(Entries taken from a collection)

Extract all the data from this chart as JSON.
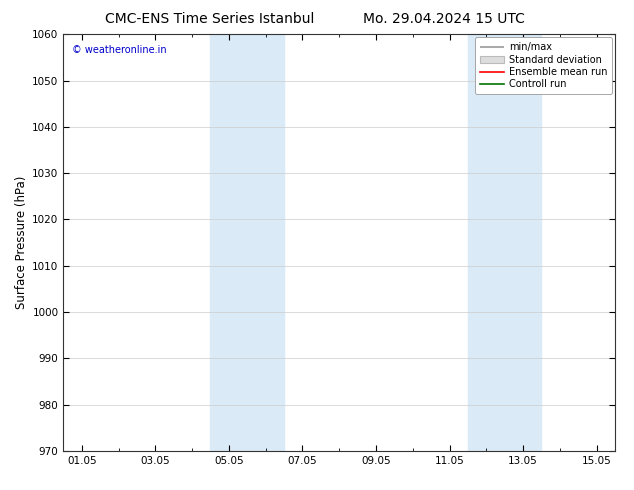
{
  "title": "CMC-ENS Time Series Istanbul",
  "title2": "Mo. 29.04.2024 15 UTC",
  "ylabel": "Surface Pressure (hPa)",
  "ylim": [
    970,
    1060
  ],
  "yticks": [
    970,
    980,
    990,
    1000,
    1010,
    1020,
    1030,
    1040,
    1050,
    1060
  ],
  "xtick_labels": [
    "01.05",
    "03.05",
    "05.05",
    "07.05",
    "09.05",
    "11.05",
    "13.05",
    "15.05"
  ],
  "xtick_positions": [
    0,
    2,
    4,
    6,
    8,
    10,
    12,
    14
  ],
  "xlim": [
    -0.5,
    14.5
  ],
  "shaded_bands": [
    {
      "x_start": 3.5,
      "x_end": 5.5
    },
    {
      "x_start": 10.5,
      "x_end": 12.5
    }
  ],
  "shaded_color": "#daeaf7",
  "watermark_text": "© weatheronline.in",
  "watermark_color": "#0000cc",
  "legend_labels": [
    "min/max",
    "Standard deviation",
    "Ensemble mean run",
    "Controll run"
  ],
  "legend_line_colors": [
    "#999999",
    "#bbbbbb",
    "#ff0000",
    "#007700"
  ],
  "legend_fill_colors": [
    "#ffffff",
    "#dddddd",
    "#ffffff",
    "#ffffff"
  ],
  "background_color": "#ffffff",
  "grid_color": "#cccccc",
  "title_fontsize": 10,
  "tick_fontsize": 7.5,
  "ylabel_fontsize": 8.5,
  "watermark_fontsize": 7,
  "legend_fontsize": 7
}
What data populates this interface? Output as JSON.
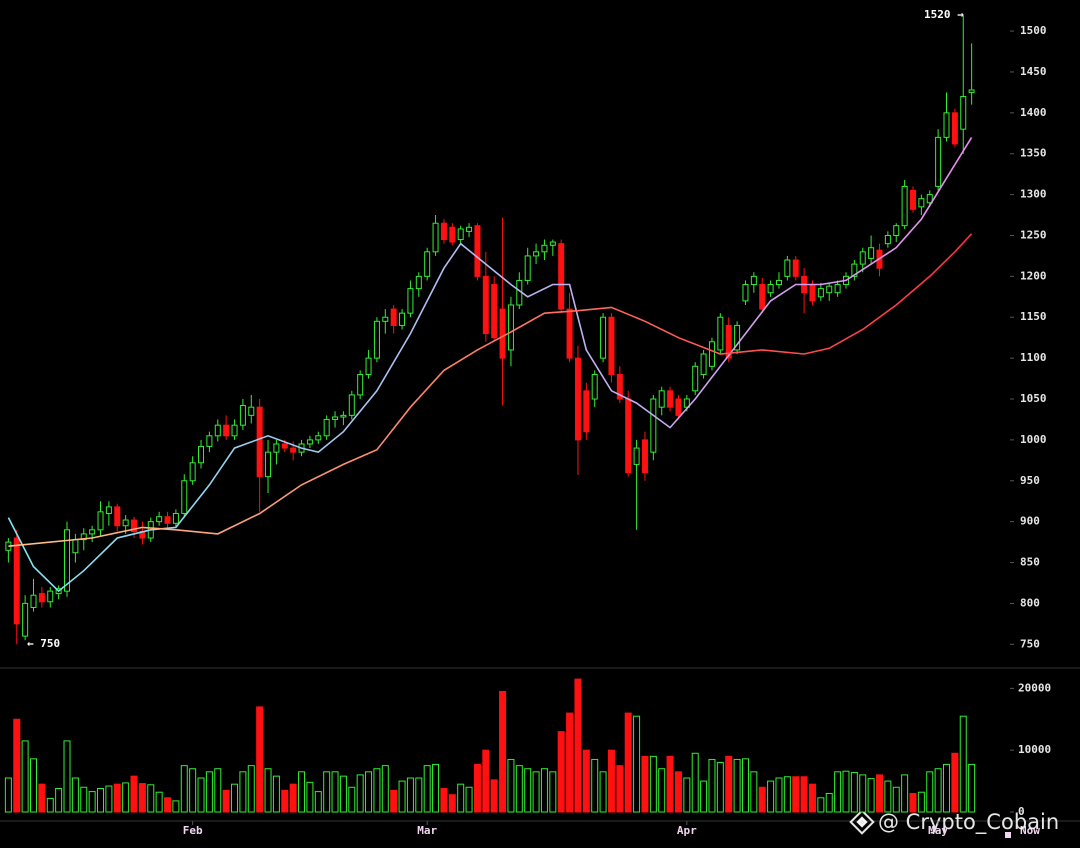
{
  "chart_data": {
    "type": "candlestick",
    "xlim": [
      -1,
      116
    ],
    "xticks": [
      {
        "value": 22,
        "label": "Feb"
      },
      {
        "value": 50,
        "label": "Mar"
      },
      {
        "value": 81,
        "label": "Apr"
      },
      {
        "value": 111,
        "label": "May"
      }
    ],
    "ylim": [
      721,
      1538
    ],
    "yticks": [
      750,
      800,
      850,
      900,
      950,
      1000,
      1050,
      1100,
      1150,
      1200,
      1250,
      1300,
      1350,
      1400,
      1450,
      1500
    ],
    "up_color": "#33ee33",
    "down_color": "#ff1111",
    "open": [
      865,
      880,
      760,
      795,
      812,
      802,
      812,
      815,
      862,
      878,
      885,
      890,
      910,
      918,
      895,
      902,
      888,
      880,
      900,
      906,
      898,
      910,
      950,
      972,
      992,
      1005,
      1018,
      1005,
      1018,
      1030,
      1040,
      955,
      985,
      995,
      990,
      985,
      995,
      1000,
      1005,
      1025,
      1028,
      1030,
      1055,
      1080,
      1100,
      1145,
      1160,
      1140,
      1155,
      1185,
      1200,
      1230,
      1265,
      1260,
      1245,
      1255,
      1262,
      1200,
      1190,
      1160,
      1110,
      1165,
      1195,
      1225,
      1230,
      1238,
      1240,
      1160,
      1100,
      1060,
      1050,
      1100,
      1150,
      1080,
      1050,
      970,
      1000,
      985,
      1040,
      1060,
      1050,
      1040,
      1060,
      1080,
      1090,
      1110,
      1140,
      1110,
      1170,
      1190,
      1190,
      1180,
      1190,
      1200,
      1220,
      1200,
      1190,
      1175,
      1180,
      1180,
      1190,
      1200,
      1215,
      1222,
      1232,
      1240,
      1250,
      1262,
      1305,
      1285,
      1290,
      1310,
      1370,
      1400,
      1380,
      1425
    ],
    "high": [
      880,
      890,
      810,
      830,
      820,
      820,
      822,
      900,
      885,
      892,
      895,
      925,
      925,
      922,
      908,
      906,
      900,
      905,
      912,
      912,
      915,
      958,
      980,
      1000,
      1010,
      1025,
      1030,
      1025,
      1050,
      1055,
      1050,
      1000,
      1000,
      1000,
      998,
      1000,
      1005,
      1010,
      1030,
      1035,
      1035,
      1060,
      1085,
      1110,
      1150,
      1160,
      1165,
      1160,
      1195,
      1205,
      1235,
      1275,
      1270,
      1265,
      1262,
      1265,
      1265,
      1230,
      1200,
      1272,
      1175,
      1205,
      1235,
      1240,
      1245,
      1245,
      1245,
      1180,
      1115,
      1070,
      1085,
      1155,
      1155,
      1090,
      1060,
      1000,
      1010,
      1055,
      1065,
      1065,
      1055,
      1055,
      1095,
      1110,
      1125,
      1155,
      1150,
      1145,
      1195,
      1205,
      1198,
      1195,
      1205,
      1225,
      1225,
      1210,
      1195,
      1192,
      1192,
      1195,
      1205,
      1220,
      1235,
      1250,
      1240,
      1255,
      1265,
      1318,
      1310,
      1300,
      1305,
      1380,
      1425,
      1405,
      1520,
      1485
    ],
    "low": [
      850,
      750,
      755,
      790,
      795,
      795,
      805,
      808,
      850,
      865,
      875,
      882,
      895,
      888,
      885,
      880,
      872,
      875,
      895,
      890,
      894,
      905,
      945,
      965,
      985,
      998,
      1000,
      1000,
      1012,
      1020,
      912,
      935,
      970,
      985,
      975,
      980,
      990,
      995,
      1000,
      1015,
      1018,
      1025,
      1050,
      1075,
      1095,
      1130,
      1130,
      1135,
      1150,
      1175,
      1195,
      1225,
      1240,
      1238,
      1240,
      1248,
      1195,
      1120,
      1120,
      1042,
      1090,
      1160,
      1190,
      1215,
      1220,
      1225,
      1155,
      1095,
      957,
      1000,
      1040,
      1095,
      1070,
      1045,
      955,
      890,
      950,
      975,
      1030,
      1035,
      1025,
      1035,
      1055,
      1075,
      1085,
      1105,
      1095,
      1105,
      1165,
      1180,
      1155,
      1175,
      1185,
      1195,
      1195,
      1155,
      1165,
      1170,
      1170,
      1175,
      1185,
      1195,
      1205,
      1215,
      1200,
      1235,
      1242,
      1258,
      1278,
      1275,
      1285,
      1305,
      1365,
      1358,
      1350,
      1410
    ],
    "close": [
      875,
      775,
      800,
      810,
      802,
      815,
      818,
      890,
      878,
      885,
      890,
      912,
      918,
      895,
      902,
      888,
      880,
      900,
      906,
      898,
      910,
      950,
      972,
      992,
      1005,
      1018,
      1005,
      1018,
      1042,
      1040,
      955,
      985,
      995,
      990,
      985,
      995,
      1000,
      1005,
      1025,
      1028,
      1030,
      1055,
      1080,
      1100,
      1145,
      1150,
      1140,
      1155,
      1185,
      1200,
      1230,
      1265,
      1245,
      1242,
      1258,
      1260,
      1200,
      1130,
      1125,
      1100,
      1165,
      1195,
      1225,
      1230,
      1238,
      1242,
      1160,
      1100,
      1000,
      1010,
      1080,
      1150,
      1080,
      1050,
      960,
      990,
      960,
      1050,
      1060,
      1040,
      1030,
      1050,
      1090,
      1105,
      1120,
      1150,
      1100,
      1140,
      1190,
      1200,
      1160,
      1190,
      1195,
      1220,
      1200,
      1180,
      1170,
      1185,
      1188,
      1190,
      1200,
      1215,
      1230,
      1235,
      1210,
      1250,
      1262,
      1310,
      1282,
      1295,
      1300,
      1370,
      1400,
      1362,
      1420,
      1428
    ],
    "moving_averages": [
      {
        "x": [
          0,
          3,
          6,
          9,
          13,
          17,
          20,
          24,
          27,
          31,
          35,
          37,
          40,
          44,
          48,
          52,
          54,
          57,
          60,
          62,
          65,
          67,
          69,
          72,
          75,
          79,
          82,
          85,
          88,
          91,
          94,
          97,
          100,
          103,
          106,
          109,
          112,
          115
        ],
        "values": [
          905,
          845,
          815,
          840,
          880,
          890,
          893,
          945,
          990,
          1005,
          990,
          985,
          1010,
          1060,
          1130,
          1210,
          1240,
          1215,
          1190,
          1175,
          1190,
          1190,
          1110,
          1060,
          1045,
          1015,
          1050,
          1090,
          1130,
          1170,
          1190,
          1190,
          1195,
          1215,
          1235,
          1270,
          1320,
          1370
        ],
        "colors": [
          "#7fe6f2",
          "#ec8cf0"
        ]
      },
      {
        "x": [
          0,
          10,
          16,
          20,
          25,
          30,
          35,
          40,
          44,
          48,
          52,
          56,
          60,
          64,
          68,
          72,
          76,
          80,
          85,
          90,
          95,
          98,
          102,
          106,
          110,
          113,
          115
        ],
        "values": [
          870,
          880,
          893,
          890,
          885,
          910,
          945,
          970,
          988,
          1040,
          1085,
          1110,
          1132,
          1155,
          1158,
          1162,
          1145,
          1125,
          1105,
          1110,
          1105,
          1112,
          1135,
          1165,
          1200,
          1230,
          1252
        ],
        "colors": [
          "#ffc48a",
          "#ff3040"
        ]
      }
    ],
    "volume": {
      "values": [
        5500,
        15000,
        11500,
        8600,
        4500,
        2200,
        3800,
        11500,
        5500,
        4000,
        3300,
        3800,
        4200,
        4500,
        4700,
        5800,
        4600,
        4400,
        3200,
        2300,
        1800,
        7500,
        7000,
        5500,
        6500,
        7000,
        3500,
        4500,
        6500,
        7500,
        17000,
        7000,
        5800,
        3500,
        4500,
        6500,
        4800,
        3300,
        6500,
        6500,
        5800,
        4000,
        6000,
        6500,
        7000,
        7500,
        3500,
        5000,
        5500,
        5500,
        7500,
        7700,
        3800,
        2800,
        4500,
        4000,
        7700,
        10000,
        5200,
        19500,
        8500,
        7500,
        7000,
        6500,
        7000,
        6500,
        13000,
        16000,
        21500,
        10000,
        8500,
        6500,
        10000,
        7500,
        16000,
        15500,
        9000,
        9000,
        7000,
        9000,
        6500,
        5500,
        9500,
        5000,
        8500,
        8000,
        9000,
        8500,
        8600,
        6500,
        4000,
        5000,
        5500,
        5700,
        5700,
        5700,
        4500,
        2300,
        3000,
        6500,
        6600,
        6400,
        6000,
        5400,
        6000,
        5000,
        4000,
        6000,
        3000,
        3200,
        6500,
        7000,
        7700,
        9500,
        15500,
        7700
      ],
      "ylim": [
        0,
        22000
      ],
      "yticks": [
        0,
        10000,
        20000
      ]
    },
    "annotations": [
      {
        "text": "1520 →"
      },
      {
        "text": "← 750"
      },
      {
        "text": "Now"
      }
    ],
    "watermark": "@ Crypto_Cobain"
  }
}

◆ INSTRUCTIONS FOR THE TASK ◆
Show, from the listing above, each line that contains the word "this".

◆ WRITTEN SOLUTION ◆
Extract all the data from this chart as JSON.
What data populates this interface? Output as JSON.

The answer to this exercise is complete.